* Task directions *
Collect all lines below with the string "xlabel".

* Records provided *
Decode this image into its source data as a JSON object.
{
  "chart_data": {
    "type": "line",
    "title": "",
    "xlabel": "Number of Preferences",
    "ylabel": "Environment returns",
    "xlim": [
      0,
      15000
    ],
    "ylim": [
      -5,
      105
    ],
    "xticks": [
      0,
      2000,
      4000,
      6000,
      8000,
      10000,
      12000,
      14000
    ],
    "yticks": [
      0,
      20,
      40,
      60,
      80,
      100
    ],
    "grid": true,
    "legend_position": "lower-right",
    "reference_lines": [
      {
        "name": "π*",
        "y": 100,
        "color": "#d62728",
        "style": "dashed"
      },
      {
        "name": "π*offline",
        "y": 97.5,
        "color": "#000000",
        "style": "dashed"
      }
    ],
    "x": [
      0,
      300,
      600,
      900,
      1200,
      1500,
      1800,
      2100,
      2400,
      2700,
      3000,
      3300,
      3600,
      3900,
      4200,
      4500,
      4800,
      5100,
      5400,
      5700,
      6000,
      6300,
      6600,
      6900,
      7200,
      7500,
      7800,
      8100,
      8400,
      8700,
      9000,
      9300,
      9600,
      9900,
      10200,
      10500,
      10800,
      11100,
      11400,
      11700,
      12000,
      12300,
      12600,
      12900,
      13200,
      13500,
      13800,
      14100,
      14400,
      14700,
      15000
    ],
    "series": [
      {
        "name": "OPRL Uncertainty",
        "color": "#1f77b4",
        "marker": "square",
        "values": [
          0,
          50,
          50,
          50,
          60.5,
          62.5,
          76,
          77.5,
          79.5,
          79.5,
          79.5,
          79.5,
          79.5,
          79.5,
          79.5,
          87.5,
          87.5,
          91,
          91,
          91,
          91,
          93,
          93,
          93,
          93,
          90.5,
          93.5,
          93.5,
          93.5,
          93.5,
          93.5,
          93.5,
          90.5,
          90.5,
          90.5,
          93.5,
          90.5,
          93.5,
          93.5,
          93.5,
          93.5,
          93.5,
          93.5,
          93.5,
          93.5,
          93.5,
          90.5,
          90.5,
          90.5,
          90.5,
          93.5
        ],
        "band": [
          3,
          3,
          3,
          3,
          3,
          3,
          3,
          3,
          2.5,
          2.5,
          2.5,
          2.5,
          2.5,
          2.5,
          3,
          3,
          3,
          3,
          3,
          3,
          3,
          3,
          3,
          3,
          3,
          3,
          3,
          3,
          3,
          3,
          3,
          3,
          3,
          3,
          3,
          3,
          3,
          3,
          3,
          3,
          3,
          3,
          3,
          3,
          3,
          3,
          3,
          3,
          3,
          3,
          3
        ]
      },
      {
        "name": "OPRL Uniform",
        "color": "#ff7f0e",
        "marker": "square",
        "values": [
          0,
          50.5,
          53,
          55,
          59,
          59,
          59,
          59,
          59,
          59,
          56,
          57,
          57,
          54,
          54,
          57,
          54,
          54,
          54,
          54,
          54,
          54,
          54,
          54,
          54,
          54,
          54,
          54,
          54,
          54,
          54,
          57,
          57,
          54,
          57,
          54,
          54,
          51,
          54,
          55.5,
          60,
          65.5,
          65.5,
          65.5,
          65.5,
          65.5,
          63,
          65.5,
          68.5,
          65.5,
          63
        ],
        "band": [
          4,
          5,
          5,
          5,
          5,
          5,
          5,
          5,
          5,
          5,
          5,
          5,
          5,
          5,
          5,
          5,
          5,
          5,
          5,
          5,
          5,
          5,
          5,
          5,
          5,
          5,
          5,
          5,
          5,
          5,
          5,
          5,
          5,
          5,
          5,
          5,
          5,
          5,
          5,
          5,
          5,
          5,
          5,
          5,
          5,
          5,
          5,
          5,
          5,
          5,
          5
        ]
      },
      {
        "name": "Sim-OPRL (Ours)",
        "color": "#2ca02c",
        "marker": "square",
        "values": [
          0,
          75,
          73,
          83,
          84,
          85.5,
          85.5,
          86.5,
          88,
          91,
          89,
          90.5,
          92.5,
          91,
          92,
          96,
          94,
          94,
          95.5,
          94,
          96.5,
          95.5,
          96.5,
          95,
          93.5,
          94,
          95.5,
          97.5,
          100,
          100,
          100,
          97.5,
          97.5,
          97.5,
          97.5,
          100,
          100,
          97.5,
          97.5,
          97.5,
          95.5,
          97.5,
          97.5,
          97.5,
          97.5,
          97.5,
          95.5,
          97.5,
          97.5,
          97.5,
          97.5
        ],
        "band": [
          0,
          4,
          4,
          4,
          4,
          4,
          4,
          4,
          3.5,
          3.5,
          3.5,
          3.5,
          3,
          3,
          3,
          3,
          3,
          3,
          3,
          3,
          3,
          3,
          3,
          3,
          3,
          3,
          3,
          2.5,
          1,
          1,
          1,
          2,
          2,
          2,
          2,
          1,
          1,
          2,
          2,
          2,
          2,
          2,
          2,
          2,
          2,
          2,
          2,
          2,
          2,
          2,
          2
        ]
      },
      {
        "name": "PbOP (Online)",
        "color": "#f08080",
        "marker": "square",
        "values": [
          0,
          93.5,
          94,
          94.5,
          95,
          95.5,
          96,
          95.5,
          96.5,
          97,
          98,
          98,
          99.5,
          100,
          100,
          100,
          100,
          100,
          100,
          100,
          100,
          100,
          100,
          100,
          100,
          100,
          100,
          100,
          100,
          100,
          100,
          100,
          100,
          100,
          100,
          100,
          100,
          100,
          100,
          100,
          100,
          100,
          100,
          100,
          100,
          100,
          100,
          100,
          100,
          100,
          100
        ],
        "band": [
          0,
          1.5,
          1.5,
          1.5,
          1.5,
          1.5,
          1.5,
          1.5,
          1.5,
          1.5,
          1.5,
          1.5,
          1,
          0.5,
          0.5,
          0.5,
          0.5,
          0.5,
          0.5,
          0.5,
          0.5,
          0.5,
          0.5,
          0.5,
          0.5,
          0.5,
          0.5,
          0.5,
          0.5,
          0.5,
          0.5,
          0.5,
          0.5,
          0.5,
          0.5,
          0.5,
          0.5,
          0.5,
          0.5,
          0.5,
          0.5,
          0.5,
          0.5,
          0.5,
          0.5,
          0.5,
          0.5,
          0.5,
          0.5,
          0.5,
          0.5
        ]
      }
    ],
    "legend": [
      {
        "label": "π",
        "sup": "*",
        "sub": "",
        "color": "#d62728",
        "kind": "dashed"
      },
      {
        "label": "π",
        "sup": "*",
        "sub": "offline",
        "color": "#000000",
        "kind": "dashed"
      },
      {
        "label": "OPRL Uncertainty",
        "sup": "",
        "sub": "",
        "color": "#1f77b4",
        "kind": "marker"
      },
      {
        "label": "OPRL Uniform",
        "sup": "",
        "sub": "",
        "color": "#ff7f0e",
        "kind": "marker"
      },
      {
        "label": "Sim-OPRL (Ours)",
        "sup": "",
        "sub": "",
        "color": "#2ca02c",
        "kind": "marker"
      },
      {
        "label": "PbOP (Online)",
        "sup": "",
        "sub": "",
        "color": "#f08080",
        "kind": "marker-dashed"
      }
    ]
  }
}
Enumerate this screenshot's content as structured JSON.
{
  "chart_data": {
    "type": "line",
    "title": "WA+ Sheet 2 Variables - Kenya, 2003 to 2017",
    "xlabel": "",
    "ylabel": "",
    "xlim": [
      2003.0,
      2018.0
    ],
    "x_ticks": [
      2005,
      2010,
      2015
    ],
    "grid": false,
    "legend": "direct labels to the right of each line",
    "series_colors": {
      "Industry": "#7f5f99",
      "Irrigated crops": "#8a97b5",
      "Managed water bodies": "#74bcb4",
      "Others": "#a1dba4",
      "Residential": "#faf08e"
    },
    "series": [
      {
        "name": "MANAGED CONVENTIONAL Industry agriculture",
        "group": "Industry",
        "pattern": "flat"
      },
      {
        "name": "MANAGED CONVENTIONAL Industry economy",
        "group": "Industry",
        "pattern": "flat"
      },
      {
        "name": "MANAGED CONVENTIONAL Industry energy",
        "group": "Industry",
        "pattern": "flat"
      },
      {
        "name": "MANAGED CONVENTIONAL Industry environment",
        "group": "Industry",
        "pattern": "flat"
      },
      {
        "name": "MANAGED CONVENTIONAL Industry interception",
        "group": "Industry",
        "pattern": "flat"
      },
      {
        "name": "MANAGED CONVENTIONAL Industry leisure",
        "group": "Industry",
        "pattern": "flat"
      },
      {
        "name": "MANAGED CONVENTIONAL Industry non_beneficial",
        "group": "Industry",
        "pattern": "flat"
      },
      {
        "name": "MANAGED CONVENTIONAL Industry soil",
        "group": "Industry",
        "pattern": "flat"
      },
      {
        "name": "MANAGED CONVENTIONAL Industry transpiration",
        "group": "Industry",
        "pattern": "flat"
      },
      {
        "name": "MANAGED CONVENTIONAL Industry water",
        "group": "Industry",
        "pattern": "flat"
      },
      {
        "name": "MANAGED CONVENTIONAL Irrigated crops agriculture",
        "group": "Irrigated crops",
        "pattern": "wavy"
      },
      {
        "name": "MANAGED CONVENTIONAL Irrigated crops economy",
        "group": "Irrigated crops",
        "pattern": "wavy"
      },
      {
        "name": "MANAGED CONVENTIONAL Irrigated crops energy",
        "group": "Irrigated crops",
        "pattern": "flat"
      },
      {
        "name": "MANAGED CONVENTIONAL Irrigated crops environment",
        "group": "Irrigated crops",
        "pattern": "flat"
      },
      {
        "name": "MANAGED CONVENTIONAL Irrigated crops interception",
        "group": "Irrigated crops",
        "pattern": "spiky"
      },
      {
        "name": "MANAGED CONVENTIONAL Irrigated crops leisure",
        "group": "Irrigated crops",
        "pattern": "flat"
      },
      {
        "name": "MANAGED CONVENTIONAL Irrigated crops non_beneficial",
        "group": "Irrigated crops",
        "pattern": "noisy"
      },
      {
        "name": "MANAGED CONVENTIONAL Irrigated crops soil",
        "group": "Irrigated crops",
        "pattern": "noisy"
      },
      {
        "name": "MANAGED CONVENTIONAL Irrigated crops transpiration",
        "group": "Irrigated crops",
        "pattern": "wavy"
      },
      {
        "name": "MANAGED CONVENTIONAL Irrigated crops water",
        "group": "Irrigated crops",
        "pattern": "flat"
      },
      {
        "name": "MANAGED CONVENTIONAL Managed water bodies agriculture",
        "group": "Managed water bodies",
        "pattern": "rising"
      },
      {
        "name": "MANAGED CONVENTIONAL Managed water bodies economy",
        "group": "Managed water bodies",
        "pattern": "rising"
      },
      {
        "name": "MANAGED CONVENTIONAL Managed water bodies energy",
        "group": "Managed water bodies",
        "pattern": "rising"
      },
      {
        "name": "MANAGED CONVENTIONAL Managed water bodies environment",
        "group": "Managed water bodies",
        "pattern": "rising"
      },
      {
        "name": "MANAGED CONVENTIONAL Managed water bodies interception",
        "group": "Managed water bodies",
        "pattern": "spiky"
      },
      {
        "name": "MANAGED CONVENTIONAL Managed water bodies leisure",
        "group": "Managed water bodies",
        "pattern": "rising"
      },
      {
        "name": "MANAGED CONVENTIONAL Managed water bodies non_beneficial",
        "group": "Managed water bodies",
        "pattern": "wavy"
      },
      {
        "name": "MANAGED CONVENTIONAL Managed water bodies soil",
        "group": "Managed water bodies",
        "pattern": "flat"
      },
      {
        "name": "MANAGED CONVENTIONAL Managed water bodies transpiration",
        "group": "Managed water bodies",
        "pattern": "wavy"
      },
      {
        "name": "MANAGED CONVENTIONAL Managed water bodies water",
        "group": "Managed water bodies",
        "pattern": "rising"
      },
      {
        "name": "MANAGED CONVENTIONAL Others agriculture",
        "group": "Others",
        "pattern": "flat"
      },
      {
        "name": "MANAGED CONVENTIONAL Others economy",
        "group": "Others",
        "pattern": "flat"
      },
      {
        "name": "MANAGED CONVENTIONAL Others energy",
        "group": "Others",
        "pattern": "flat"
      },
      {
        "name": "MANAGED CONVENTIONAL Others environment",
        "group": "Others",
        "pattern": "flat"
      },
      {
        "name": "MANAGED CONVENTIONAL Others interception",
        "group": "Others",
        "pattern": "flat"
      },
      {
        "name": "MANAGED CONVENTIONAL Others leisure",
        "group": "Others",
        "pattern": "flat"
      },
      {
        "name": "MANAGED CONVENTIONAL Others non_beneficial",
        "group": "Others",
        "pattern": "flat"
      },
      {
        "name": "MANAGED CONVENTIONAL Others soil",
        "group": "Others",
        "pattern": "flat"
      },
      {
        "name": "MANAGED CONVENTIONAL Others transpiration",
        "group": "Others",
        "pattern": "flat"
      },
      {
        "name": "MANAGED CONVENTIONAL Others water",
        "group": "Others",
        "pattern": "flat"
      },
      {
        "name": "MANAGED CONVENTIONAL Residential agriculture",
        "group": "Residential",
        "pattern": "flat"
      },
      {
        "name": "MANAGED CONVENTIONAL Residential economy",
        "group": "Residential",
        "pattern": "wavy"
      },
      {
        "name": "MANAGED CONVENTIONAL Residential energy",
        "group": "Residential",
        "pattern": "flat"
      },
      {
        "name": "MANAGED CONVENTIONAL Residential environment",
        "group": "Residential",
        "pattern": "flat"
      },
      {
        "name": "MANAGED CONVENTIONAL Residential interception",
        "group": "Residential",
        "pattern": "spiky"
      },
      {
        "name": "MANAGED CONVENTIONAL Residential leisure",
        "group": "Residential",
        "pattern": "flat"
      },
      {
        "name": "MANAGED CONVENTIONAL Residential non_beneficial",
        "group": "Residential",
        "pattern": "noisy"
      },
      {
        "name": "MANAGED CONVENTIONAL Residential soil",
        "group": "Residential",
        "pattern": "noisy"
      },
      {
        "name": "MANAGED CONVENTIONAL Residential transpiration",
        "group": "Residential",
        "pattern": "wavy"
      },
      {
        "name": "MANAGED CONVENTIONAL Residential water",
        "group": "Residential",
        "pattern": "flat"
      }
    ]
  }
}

* Written reply *
    "xlabel": "Number of Preferences",
    "xlabel": "",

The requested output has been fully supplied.